## [TASK TO COMPLETE]
Search the material for the string "name", then return every line where it is found.

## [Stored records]
::::::::::

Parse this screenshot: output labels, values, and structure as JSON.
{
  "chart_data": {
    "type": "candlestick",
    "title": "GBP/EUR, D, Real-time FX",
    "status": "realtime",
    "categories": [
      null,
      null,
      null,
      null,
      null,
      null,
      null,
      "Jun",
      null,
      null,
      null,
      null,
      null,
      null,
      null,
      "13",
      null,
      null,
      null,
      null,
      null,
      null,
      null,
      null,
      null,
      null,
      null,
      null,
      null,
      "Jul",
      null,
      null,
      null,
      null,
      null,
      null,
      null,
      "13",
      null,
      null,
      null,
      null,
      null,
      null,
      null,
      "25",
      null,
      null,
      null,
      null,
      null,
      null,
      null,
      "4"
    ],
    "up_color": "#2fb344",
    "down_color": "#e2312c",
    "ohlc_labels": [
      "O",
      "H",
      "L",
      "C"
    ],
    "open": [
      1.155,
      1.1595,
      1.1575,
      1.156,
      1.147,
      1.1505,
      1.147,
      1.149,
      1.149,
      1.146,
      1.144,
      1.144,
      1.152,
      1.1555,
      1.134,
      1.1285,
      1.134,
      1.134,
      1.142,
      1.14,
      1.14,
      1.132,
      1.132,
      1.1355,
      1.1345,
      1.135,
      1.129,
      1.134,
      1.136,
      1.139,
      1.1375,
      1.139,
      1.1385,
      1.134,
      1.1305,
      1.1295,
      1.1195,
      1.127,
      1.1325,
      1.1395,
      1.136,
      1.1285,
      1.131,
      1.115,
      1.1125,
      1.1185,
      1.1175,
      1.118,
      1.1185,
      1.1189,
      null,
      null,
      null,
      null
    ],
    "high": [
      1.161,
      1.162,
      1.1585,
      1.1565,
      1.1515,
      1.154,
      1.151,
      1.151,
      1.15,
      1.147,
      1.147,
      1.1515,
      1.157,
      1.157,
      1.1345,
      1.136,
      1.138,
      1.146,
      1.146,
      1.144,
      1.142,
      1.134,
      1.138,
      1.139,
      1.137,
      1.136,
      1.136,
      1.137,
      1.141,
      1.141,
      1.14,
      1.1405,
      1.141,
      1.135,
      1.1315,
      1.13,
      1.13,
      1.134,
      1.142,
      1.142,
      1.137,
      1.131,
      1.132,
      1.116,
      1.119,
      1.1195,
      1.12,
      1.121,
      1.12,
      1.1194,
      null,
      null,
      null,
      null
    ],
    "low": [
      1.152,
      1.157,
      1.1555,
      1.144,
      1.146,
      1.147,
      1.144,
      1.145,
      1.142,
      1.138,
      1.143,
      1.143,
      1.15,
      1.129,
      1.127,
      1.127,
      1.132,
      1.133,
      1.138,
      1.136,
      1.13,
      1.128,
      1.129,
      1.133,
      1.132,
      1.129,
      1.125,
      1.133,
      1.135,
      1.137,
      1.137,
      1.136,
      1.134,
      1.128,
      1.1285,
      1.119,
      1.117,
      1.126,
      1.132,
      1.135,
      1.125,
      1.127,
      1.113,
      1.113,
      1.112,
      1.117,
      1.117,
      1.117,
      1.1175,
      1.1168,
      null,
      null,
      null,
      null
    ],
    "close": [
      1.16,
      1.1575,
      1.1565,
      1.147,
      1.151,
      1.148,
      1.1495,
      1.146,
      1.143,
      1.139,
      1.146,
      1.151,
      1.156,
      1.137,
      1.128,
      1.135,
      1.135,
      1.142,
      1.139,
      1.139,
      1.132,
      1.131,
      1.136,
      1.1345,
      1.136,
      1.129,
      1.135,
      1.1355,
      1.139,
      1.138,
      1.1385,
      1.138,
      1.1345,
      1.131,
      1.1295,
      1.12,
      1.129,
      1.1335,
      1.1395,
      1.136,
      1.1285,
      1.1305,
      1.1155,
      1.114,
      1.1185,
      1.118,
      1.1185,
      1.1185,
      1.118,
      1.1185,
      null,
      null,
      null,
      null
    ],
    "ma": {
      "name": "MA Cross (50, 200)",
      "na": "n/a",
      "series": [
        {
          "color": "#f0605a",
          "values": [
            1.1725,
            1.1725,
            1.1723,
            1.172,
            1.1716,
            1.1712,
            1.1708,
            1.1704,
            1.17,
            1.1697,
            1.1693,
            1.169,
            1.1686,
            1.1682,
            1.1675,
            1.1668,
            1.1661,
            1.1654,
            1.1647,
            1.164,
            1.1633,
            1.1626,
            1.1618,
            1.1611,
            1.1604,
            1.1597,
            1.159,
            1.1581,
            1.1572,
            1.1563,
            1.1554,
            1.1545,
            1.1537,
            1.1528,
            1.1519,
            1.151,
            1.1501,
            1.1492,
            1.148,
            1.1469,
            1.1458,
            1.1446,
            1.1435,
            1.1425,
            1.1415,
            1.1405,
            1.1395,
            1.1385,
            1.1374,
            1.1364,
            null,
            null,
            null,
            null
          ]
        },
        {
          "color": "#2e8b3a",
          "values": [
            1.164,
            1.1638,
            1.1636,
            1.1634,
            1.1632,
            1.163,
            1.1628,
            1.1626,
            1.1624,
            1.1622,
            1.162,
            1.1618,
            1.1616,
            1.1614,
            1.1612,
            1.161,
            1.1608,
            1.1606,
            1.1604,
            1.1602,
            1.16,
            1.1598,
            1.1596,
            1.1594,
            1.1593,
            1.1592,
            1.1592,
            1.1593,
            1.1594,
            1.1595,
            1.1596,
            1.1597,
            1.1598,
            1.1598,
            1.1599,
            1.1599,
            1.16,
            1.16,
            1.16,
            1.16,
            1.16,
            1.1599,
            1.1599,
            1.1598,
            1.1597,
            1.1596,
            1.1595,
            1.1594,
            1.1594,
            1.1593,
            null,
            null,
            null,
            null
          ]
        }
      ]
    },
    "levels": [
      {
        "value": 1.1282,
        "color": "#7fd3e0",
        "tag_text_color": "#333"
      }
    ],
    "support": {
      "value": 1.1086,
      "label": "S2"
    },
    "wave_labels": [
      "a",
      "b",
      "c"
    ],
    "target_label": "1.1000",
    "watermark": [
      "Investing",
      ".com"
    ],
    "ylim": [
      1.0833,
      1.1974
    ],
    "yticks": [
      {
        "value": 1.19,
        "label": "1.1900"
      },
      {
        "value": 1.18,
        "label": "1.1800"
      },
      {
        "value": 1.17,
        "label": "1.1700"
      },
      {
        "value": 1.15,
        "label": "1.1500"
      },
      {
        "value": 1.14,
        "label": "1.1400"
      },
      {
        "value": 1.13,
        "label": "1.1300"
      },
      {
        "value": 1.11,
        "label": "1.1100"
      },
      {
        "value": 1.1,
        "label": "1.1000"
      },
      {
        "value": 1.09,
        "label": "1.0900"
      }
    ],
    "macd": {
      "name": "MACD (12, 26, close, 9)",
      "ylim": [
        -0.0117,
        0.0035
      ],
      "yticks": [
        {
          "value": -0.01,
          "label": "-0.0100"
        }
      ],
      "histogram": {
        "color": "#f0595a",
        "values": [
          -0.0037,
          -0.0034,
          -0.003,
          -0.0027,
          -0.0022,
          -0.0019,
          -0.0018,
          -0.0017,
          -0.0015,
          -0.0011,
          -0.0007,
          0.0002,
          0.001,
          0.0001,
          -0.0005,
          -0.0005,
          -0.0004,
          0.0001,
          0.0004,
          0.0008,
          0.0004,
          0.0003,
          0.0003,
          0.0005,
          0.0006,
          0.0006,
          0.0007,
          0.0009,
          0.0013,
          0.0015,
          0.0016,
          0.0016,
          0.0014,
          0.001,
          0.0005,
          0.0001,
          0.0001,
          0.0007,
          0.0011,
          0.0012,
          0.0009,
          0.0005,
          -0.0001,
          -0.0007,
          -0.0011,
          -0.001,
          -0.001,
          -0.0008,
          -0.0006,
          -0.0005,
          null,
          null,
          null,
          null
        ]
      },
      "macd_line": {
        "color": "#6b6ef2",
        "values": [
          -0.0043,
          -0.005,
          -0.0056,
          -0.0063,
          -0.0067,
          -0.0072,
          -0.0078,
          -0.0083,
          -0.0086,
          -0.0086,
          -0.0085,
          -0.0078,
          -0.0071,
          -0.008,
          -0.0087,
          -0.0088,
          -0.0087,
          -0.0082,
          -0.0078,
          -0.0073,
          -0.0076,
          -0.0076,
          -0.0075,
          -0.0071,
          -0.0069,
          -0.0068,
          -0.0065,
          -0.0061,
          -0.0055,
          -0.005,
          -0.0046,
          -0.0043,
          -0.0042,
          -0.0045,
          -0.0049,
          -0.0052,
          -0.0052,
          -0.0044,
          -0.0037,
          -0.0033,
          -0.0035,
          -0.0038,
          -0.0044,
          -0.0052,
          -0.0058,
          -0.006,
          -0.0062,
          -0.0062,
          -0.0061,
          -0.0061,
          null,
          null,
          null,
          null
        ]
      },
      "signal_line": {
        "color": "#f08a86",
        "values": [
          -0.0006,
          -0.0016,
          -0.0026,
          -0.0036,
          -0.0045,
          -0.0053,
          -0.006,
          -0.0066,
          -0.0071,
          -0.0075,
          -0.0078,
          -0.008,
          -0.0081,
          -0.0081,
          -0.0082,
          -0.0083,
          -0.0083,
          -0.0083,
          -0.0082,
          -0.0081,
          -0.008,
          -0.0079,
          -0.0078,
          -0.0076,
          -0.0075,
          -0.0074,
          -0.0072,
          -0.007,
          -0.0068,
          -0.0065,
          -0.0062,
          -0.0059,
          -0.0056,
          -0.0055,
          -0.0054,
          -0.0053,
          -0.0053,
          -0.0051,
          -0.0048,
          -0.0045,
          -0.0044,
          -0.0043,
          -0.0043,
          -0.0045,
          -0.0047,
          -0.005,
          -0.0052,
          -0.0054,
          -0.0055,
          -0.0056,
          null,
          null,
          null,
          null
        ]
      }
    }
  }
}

::::::::::

## [WRITTEN REPLY]
      "name": "MA Cross (50, 200)",
      "name": "MACD (12, 26, close, 9)",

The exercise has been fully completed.